▶ [EXERCISE]:
Reproduce the entries exactly.

[Dataset entries]
---

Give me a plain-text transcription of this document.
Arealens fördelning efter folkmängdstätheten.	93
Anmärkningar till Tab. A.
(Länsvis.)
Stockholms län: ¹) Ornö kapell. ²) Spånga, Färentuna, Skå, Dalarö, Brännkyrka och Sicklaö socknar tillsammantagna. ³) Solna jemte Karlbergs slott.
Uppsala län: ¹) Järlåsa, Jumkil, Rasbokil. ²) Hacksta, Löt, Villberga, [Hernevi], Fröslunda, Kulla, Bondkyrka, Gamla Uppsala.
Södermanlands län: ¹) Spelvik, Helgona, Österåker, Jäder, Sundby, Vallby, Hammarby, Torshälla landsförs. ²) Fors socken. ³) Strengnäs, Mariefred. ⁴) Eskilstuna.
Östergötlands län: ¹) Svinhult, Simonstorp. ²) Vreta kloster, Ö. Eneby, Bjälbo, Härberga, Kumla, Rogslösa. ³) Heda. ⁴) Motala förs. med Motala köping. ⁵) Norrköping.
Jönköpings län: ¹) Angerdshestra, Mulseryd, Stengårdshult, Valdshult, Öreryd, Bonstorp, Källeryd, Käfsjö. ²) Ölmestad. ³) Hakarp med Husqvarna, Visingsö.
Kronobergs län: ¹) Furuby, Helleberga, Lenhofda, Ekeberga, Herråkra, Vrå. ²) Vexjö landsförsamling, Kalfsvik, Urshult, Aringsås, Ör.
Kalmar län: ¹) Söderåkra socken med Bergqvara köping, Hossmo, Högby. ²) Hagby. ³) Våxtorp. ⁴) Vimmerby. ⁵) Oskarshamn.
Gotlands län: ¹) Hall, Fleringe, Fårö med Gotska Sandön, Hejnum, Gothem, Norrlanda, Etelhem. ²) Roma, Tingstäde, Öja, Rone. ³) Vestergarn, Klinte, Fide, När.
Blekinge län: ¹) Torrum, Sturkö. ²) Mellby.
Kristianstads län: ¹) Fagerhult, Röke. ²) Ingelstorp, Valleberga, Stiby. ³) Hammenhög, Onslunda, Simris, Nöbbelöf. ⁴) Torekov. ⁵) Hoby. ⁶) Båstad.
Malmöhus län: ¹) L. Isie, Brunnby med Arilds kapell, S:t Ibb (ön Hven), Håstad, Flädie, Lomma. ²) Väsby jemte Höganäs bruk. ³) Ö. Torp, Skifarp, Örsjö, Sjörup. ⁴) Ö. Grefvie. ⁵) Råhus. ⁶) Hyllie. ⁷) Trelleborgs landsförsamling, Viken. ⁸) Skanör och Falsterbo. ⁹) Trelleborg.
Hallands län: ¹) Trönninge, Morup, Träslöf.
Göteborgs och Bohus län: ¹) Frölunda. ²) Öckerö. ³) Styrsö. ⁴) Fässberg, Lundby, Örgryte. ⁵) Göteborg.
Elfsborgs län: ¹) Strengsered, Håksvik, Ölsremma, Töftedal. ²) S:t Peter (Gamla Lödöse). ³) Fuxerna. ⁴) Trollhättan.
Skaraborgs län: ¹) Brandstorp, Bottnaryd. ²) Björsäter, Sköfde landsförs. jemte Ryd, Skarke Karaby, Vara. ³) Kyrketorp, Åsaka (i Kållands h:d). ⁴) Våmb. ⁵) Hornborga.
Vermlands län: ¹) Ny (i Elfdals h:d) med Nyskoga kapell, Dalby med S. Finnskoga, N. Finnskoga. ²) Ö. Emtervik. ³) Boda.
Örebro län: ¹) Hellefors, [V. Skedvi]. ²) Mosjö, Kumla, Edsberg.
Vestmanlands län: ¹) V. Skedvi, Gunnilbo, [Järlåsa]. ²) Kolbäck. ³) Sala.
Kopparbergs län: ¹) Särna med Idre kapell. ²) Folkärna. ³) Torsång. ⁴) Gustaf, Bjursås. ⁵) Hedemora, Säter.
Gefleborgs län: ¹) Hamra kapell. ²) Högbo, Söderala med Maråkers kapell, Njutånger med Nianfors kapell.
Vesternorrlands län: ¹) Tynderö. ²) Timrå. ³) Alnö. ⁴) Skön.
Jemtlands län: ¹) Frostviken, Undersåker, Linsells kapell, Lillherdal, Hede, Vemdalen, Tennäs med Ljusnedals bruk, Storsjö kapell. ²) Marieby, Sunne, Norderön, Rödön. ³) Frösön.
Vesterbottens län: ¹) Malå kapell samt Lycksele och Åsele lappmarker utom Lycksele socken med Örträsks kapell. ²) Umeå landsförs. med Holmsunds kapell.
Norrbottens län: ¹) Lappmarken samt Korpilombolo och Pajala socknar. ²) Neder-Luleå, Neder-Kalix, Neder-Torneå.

---

▶ [REPLY]:
Give me a plain-text transcription of this document.
Arealens fördelning efter folkmängdstätheten.	93
Anmärkningar till Tab. A.
(Länsvis.)
Stockholms län: ¹) Ornö kapell. ²) Spånga, Färentuna, Skå, Dalarö, Brännkyrka och Sicklaö socknar tillsammantagna. ³) Solna jemte Karlbergs slott.
Uppsala län: ¹) Järlåsa, Jumkil, Rasbokil. ²) Hacksta, Löt, Villberga, [Hernevi], Fröslunda, Kulla, Bondkyrka, Gamla Uppsala.
Södermanlands län: ¹) Spelvik, Helgona, Österåker, Jäder, Sundby, Vallby, Hammarby, Torshälla landsförs. ²) Fors socken. ³) Strengnäs, Mariefred. ⁴) Eskilstuna.
Östergötlands län: ¹) Svinhult, Simonstorp. ²) Vreta kloster, Ö. Eneby, Bjälbo, Härberga, Kumla, Rogslösa. ³) Heda. ⁴) Motala förs. med Motala köping. ⁵) Norrköping.
Jönköpings län: ¹) Angerdshestra, Mulseryd, Stengårdshult, Valdshult, Öreryd, Bonstorp, Källeryd, Käfsjö. ²) Ölmestad. ³) Hakarp med Husqvarna, Visingsö.
Kronobergs län: ¹) Furuby, Helleberga, Lenhofda, Ekeberga, Herråkra, Vrå. ²) Vexjö landsförsamling, Kalfsvik, Urshult, Aringsås, Ör.
Kalmar län: ¹) Söderåkra socken med Bergqvara köping, Hossmo, Högby. ²) Hagby. ³) Våxtorp. ⁴) Vimmerby. ⁵) Oskarshamn.
Gotlands län: ¹) Hall, Fleringe, Fårö med Gotska Sandön, Hejnum, Gothem, Norrlanda, Etelhem. ²) Roma, Tingstäde, Öja, Rone. ³) Vestergarn, Klinte, Fide, När.
Blekinge län: ¹) Torrum, Sturkö. ²) Mellby.
Kristianstads län: ¹) Fagerhult, Röke. ²) Ingelstorp, Valleberga, Stiby. ³) Hammenhög, Onslunda, Simris, Nöbbelöf. ⁴) Torekov. ⁵) Hoby. ⁶) Båstad.
Malmöhus län: ¹) L. Isie, Brunnby med Arilds kapell, S:t Ibb (ön Hven), Håstad, Flädie, Lomma. ²) Väsby jemte Höganäs bruk. ³) Ö. Torp, Skifarp, Örsjö, Sjörup. ⁴) Ö. Grefvie. ⁵) Råhus. ⁶) Hyllie. ⁷) Trelleborgs landsförsamling, Viken. ⁸) Skanör och Falsterbo. ⁹) Trelleborg.
Hallands län: ¹) Trönninge, Morup, Träslöf.
Göteborgs och Bohus län: ¹) Frölunda. ²) Öckerö. ³) Styrsö. ⁴) Fässberg, Lundby, Örgryte. ⁵) Göteborg.
Elfsborgs län: ¹) Strengsered, Håksvik, Ölsremma, Töftedal. ²) S:t Peter (Gamla Lödöse). ³) Fuxerna. ⁴) Trollhättan.
Skaraborgs län: ¹) Brandstorp, Bottnaryd. ²) Björsäter, Sköfde landsförs. jemte Ryd, Skarke Karaby, Vara. ³) Kyrketorp, Åsaka (i Kållands h:d). ⁴) Våmb. ⁵) Hornborga.
Vermlands län: ¹) Ny (i Elfdals h:d) med Nyskoga kapell, Dalby med S. Finnskoga, N. Finnskoga. ²) Ö. Emtervik. ³) Boda.
Örebro län: ¹) Hellefors, [V. Skedvi]. ²) Mosjö, Kumla, Edsberg.
Vestmanlands län: ¹) V. Skedvi, Gunnilbo, [Järlåsa]. ²) Kolbäck. ³) Sala.
Kopparbergs län: ¹) Särna med Idre kapell. ²) Folkärna. ³) Torsång. ⁴) Gustaf, Bjursås. ⁵) Hedemora, Säter.
Gefleborgs län: ¹) Hamra kapell. ²) Högbo, Söderala med Maråkers kapell, Njutånger med Nianfors kapell.
Vesternorrlands län: ¹) Tynderö. ²) Timrå. ³) Alnö. ⁴) Skön.
Jemtlands län: ¹) Frostviken, Undersåker, Linsells kapell, Lillherdal, Hede, Vemdalen, Tennäs med Ljusnedals bruk, Storsjö kapell. ²) Marieby, Sunne, Norderön, Rödön. ³) Frösön.
Vesterbottens län: ¹) Malå kapell samt Lycksele och Åsele lappmarker utom Lycksele socken med Örträsks kapell. ²) Umeå landsförs. med Holmsunds kapell.
Norrbottens län: ¹) Lappmarken samt Korpilombolo och Pajala socknar. ²) Neder-Luleå, Neder-Kalix, Neder-Torneå.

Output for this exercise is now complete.